[WHAT THE EXERCISE ASKS]: The records below are split into lines. How many of those lines contain the string "Give"? Reply with the number only.

[PROVIDED DATA]:
▬▬▬▬▬▬

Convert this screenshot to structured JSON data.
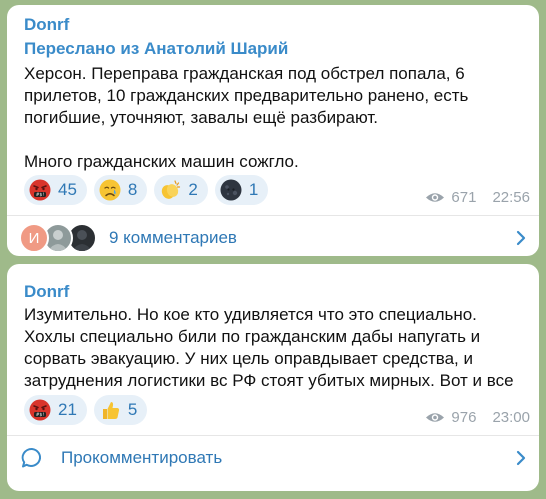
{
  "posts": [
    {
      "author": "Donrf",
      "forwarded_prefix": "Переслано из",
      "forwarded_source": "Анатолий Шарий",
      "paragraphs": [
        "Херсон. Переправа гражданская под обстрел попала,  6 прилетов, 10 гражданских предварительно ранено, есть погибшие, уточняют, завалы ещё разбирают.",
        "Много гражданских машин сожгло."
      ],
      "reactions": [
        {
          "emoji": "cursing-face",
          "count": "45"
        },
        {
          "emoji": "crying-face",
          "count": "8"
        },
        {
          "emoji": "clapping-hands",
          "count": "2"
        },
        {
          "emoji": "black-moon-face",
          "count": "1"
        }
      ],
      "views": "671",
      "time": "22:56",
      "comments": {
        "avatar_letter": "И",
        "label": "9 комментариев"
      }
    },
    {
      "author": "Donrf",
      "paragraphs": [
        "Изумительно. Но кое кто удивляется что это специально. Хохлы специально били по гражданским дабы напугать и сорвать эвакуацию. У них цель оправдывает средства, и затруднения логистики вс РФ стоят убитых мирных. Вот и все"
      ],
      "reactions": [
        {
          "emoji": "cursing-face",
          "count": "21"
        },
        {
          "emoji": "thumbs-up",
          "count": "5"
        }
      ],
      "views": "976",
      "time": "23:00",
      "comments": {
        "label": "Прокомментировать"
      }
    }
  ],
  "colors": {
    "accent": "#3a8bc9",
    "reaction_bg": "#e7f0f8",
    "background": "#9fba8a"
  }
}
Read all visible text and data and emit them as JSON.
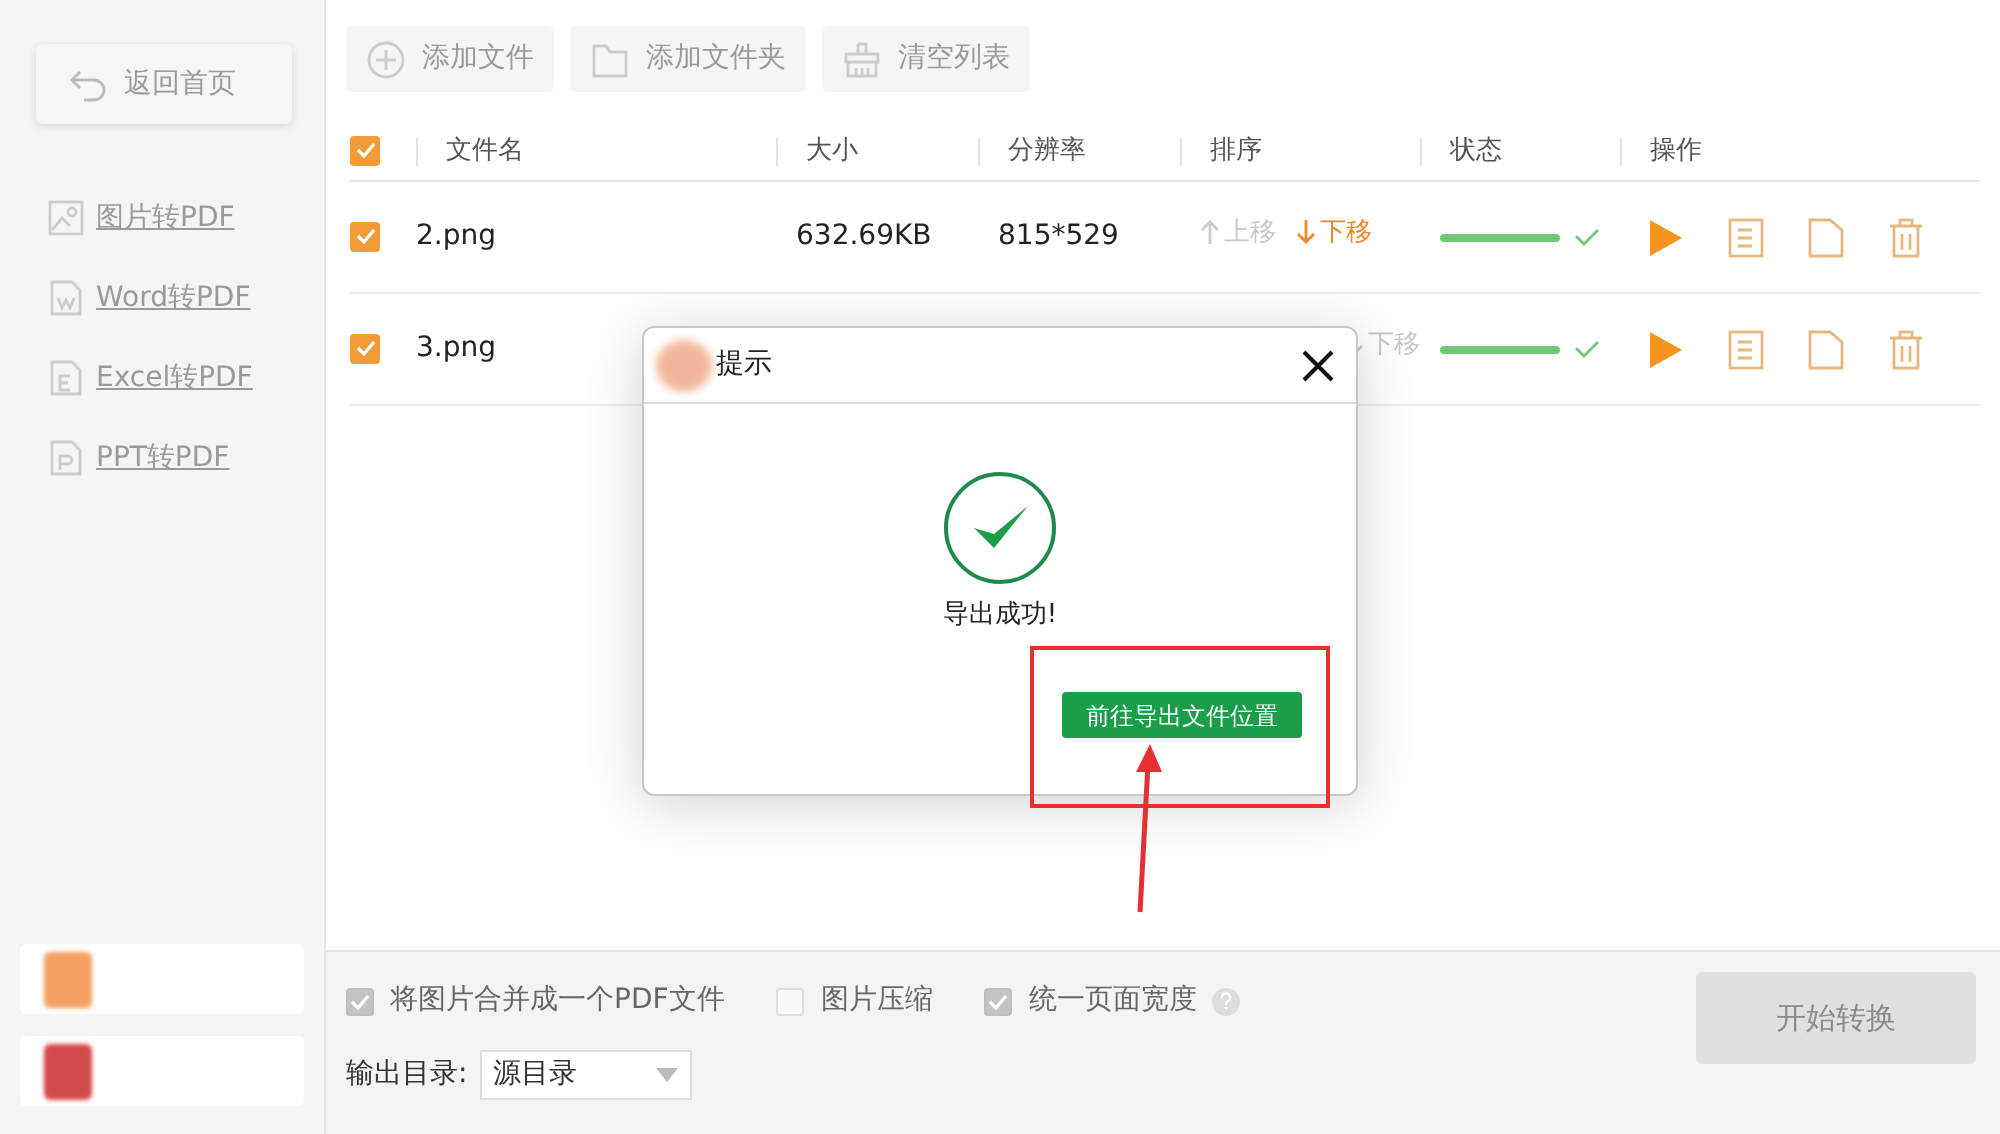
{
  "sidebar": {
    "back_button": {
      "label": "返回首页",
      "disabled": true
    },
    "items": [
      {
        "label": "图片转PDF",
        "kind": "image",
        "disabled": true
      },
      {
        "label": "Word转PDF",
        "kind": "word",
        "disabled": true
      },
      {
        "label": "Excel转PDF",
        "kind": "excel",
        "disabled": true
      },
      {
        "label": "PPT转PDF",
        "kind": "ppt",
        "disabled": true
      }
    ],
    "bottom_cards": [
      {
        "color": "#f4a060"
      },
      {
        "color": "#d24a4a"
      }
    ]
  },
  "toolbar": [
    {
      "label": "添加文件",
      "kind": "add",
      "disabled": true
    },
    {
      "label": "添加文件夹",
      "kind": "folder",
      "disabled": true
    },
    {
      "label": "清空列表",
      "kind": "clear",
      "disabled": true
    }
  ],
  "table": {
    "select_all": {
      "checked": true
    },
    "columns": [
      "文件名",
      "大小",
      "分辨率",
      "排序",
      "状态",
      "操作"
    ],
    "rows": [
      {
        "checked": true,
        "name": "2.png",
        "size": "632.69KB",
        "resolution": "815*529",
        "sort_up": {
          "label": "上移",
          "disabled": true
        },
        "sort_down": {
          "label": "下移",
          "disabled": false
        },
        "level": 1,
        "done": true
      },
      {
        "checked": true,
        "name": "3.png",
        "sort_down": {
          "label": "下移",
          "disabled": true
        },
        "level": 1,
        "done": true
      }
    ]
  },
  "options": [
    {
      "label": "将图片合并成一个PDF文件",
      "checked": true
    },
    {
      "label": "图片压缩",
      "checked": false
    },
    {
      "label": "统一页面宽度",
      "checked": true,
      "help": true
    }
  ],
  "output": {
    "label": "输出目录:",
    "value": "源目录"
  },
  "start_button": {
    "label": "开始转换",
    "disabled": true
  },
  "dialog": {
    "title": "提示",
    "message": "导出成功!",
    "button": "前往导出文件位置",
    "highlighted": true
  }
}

▬▬▬▬▬▬

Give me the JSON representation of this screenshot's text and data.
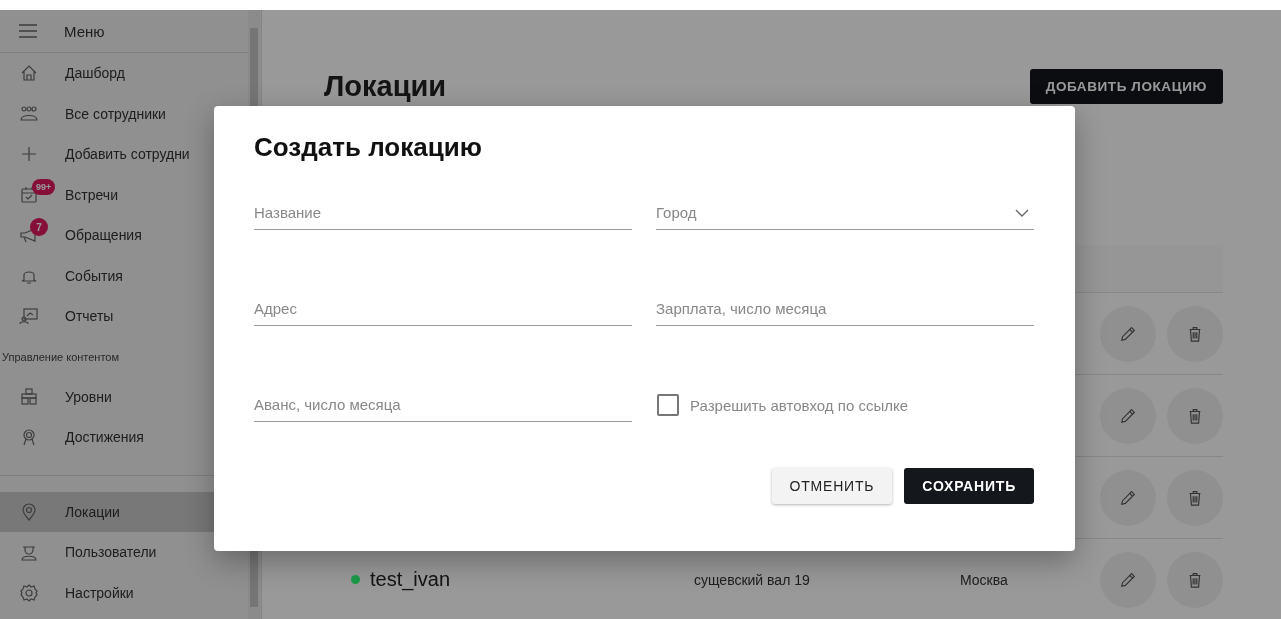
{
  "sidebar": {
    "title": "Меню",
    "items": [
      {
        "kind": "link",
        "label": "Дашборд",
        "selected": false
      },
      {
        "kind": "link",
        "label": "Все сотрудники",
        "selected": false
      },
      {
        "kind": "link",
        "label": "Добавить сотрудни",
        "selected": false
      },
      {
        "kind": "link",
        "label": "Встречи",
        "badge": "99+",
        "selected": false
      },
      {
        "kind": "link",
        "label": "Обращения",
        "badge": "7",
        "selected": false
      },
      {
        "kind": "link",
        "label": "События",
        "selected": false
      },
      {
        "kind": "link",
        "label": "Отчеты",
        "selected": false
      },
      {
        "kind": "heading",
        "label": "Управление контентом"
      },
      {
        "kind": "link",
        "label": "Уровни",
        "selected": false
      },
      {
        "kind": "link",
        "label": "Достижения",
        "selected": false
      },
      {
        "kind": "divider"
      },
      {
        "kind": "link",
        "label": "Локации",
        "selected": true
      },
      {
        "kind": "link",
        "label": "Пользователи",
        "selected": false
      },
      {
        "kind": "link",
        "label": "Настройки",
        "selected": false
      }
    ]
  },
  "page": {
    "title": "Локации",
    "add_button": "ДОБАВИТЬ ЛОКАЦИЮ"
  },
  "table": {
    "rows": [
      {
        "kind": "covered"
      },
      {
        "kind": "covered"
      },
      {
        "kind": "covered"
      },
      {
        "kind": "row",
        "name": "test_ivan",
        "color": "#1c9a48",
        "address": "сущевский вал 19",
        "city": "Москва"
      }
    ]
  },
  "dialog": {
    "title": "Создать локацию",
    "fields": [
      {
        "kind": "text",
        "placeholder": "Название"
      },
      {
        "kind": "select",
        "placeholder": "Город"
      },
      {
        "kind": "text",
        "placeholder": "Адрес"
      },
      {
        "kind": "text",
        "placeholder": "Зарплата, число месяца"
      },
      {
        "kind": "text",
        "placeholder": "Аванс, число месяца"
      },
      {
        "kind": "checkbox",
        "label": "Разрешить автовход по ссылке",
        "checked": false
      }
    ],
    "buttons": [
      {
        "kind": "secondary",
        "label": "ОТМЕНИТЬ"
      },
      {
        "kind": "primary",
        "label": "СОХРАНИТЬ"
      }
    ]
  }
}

▬▬▬▬▬▬

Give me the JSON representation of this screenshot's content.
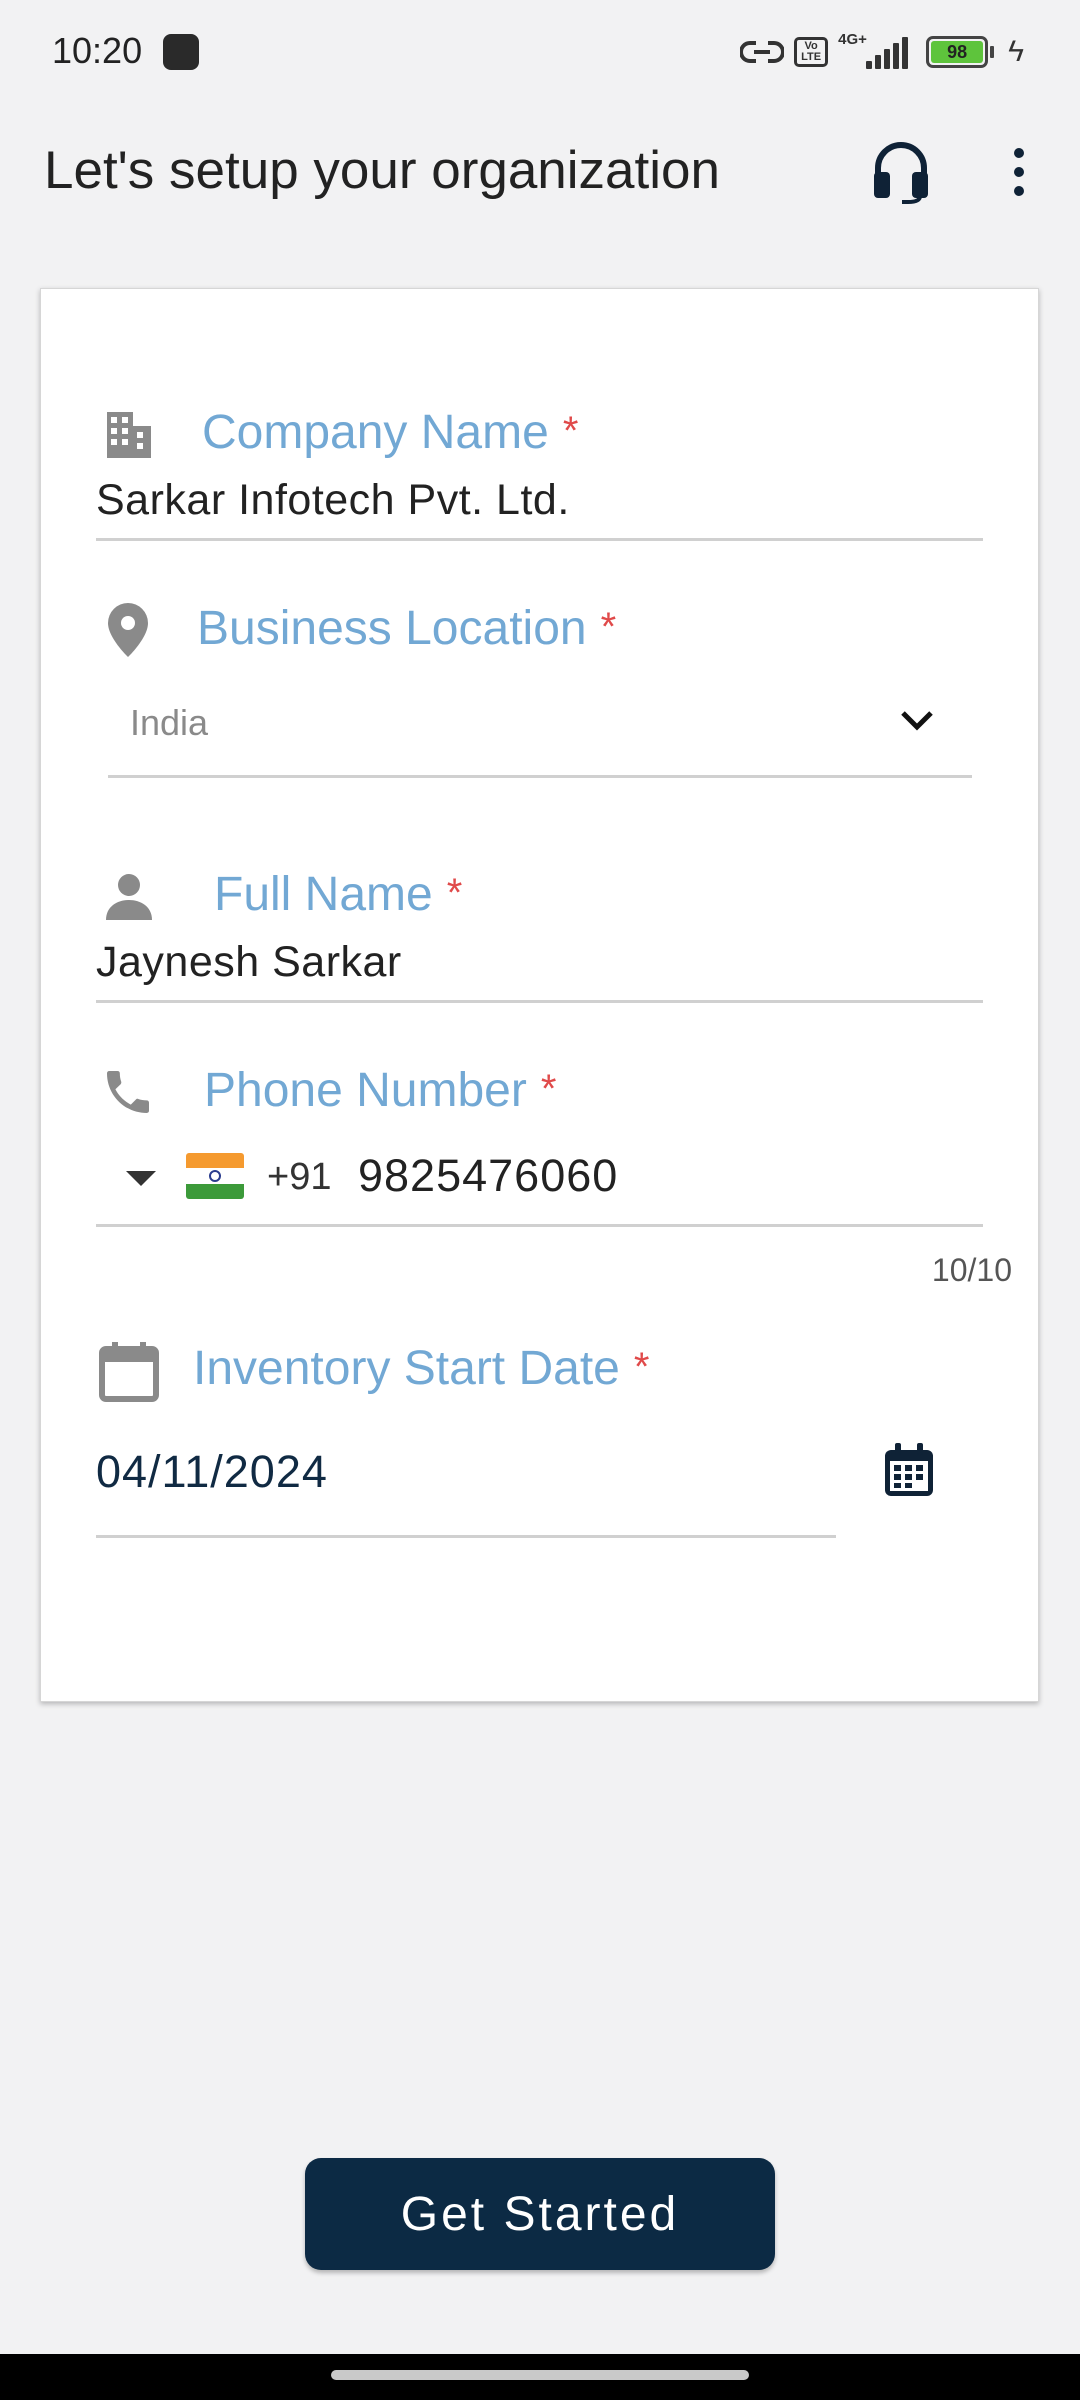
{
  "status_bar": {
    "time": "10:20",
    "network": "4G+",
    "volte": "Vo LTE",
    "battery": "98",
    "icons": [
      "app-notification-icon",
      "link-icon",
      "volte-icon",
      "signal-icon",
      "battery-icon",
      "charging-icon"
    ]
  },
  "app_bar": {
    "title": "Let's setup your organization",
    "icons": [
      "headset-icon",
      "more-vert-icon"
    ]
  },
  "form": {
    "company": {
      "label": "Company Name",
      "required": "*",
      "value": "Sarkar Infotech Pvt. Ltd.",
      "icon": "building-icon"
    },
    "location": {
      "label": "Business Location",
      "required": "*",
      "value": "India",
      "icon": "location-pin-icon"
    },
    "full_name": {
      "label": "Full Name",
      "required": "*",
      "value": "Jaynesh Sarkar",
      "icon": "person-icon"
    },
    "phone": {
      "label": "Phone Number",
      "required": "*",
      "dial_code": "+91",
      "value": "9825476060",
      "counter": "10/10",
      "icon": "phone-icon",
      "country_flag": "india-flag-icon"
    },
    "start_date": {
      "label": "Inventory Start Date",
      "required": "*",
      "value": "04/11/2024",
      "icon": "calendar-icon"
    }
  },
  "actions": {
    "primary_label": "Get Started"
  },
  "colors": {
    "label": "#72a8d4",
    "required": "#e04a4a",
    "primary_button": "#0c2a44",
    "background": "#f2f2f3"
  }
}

▬▬▬▬▬▬

[COMPLETE OUTPUT]: 2